## INSTRUCTION
Gather all lines in the entries below that include the word "name".
** START ROWS **
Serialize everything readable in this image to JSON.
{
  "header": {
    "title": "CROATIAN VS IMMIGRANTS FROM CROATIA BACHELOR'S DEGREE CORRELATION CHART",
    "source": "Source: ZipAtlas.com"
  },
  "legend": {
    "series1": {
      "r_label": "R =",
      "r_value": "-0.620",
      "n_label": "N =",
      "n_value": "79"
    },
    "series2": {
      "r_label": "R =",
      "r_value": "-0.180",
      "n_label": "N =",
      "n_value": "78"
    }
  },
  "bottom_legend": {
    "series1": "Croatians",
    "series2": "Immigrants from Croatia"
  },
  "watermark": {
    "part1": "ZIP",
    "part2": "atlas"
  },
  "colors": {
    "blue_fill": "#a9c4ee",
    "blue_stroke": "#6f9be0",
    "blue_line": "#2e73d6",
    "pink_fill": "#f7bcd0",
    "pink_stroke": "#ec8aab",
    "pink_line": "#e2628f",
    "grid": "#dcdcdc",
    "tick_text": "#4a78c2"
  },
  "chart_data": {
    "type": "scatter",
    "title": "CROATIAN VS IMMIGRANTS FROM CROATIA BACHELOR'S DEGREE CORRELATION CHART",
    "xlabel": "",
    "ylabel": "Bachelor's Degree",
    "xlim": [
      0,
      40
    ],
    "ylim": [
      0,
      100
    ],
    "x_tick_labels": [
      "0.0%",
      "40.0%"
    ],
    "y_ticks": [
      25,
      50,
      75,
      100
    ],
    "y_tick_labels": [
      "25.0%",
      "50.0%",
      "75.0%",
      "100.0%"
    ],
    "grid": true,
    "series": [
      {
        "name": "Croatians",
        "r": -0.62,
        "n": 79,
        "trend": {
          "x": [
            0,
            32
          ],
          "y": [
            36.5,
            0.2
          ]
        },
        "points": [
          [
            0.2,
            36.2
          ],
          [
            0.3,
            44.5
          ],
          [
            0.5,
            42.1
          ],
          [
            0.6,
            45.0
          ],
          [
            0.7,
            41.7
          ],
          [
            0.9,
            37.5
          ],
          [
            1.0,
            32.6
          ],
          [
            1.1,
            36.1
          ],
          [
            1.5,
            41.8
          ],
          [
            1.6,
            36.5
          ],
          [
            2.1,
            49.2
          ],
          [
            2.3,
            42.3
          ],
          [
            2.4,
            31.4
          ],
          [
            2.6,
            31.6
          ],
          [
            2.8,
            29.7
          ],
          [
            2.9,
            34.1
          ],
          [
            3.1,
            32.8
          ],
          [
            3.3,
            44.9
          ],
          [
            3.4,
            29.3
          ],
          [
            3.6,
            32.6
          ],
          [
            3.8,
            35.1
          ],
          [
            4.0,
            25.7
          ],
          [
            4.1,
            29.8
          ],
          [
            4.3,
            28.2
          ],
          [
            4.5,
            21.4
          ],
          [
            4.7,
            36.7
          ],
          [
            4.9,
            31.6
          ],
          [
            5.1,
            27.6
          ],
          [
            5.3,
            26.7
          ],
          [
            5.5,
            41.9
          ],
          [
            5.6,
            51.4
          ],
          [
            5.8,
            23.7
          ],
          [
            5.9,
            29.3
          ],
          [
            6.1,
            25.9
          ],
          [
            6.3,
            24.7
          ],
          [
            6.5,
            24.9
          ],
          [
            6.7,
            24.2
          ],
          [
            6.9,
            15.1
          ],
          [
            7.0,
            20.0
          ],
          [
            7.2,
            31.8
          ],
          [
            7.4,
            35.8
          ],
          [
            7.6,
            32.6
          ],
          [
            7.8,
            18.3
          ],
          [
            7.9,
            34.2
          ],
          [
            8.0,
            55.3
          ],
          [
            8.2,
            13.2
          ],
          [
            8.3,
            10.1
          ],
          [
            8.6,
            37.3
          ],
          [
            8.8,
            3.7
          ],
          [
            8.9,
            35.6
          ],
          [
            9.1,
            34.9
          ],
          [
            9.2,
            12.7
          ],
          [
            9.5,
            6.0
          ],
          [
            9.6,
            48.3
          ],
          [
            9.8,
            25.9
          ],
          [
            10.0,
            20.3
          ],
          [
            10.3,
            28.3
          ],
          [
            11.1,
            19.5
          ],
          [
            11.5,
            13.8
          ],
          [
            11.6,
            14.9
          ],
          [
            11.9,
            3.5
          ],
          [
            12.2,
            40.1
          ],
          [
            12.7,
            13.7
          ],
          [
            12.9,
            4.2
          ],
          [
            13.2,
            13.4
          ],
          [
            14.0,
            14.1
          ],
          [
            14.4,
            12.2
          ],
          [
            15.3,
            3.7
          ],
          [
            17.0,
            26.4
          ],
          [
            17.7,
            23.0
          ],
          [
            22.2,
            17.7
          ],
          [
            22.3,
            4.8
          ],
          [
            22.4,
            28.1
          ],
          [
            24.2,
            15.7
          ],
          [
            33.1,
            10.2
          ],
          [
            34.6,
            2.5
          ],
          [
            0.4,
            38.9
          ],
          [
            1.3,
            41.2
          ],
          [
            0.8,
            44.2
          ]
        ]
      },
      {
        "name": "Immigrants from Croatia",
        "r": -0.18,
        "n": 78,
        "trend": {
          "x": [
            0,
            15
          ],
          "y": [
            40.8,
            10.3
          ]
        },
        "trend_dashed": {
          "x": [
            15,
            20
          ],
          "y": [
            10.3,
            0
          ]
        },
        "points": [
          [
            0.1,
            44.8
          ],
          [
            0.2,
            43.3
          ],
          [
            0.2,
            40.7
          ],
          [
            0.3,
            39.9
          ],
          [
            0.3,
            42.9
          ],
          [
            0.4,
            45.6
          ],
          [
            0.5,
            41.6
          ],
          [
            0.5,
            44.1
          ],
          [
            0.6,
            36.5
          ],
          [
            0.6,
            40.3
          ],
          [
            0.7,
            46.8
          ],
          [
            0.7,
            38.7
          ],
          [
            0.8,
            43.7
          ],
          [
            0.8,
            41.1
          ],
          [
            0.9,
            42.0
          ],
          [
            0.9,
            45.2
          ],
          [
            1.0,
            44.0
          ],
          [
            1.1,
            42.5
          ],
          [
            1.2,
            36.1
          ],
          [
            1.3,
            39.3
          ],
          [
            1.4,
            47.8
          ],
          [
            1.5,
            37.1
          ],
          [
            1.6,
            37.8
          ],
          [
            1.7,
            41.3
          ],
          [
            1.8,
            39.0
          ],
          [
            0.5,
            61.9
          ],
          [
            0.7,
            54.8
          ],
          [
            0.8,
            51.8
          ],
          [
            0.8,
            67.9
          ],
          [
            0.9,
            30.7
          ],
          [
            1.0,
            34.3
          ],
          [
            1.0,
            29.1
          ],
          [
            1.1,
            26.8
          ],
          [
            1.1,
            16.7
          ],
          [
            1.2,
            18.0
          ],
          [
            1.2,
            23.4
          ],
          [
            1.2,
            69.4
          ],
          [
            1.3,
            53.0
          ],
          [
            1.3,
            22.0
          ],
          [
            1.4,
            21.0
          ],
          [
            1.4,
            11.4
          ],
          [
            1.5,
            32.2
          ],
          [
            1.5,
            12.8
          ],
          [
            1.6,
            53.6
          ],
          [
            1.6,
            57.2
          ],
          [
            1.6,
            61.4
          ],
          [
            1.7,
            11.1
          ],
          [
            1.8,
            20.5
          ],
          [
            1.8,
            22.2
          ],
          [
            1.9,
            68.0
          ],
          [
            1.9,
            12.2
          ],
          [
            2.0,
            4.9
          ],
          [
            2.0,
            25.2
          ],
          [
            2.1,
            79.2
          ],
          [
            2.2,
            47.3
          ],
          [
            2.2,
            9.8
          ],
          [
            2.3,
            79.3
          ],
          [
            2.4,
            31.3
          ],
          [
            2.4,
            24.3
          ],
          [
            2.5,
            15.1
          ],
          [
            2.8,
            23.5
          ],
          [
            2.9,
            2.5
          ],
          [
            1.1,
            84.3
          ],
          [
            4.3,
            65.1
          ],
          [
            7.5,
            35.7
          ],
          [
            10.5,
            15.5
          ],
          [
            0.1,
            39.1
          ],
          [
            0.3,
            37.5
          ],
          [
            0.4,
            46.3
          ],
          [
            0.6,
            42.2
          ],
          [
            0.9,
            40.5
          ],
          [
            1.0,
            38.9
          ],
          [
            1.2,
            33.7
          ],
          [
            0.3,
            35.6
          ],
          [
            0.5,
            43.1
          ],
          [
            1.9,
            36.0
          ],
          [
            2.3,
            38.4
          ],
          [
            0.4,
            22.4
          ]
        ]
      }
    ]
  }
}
** END ROWS **
## SOLUTION TO THIS EXERCISE
        "name": "Croatians",
        "name": "Immigrants from Croatia",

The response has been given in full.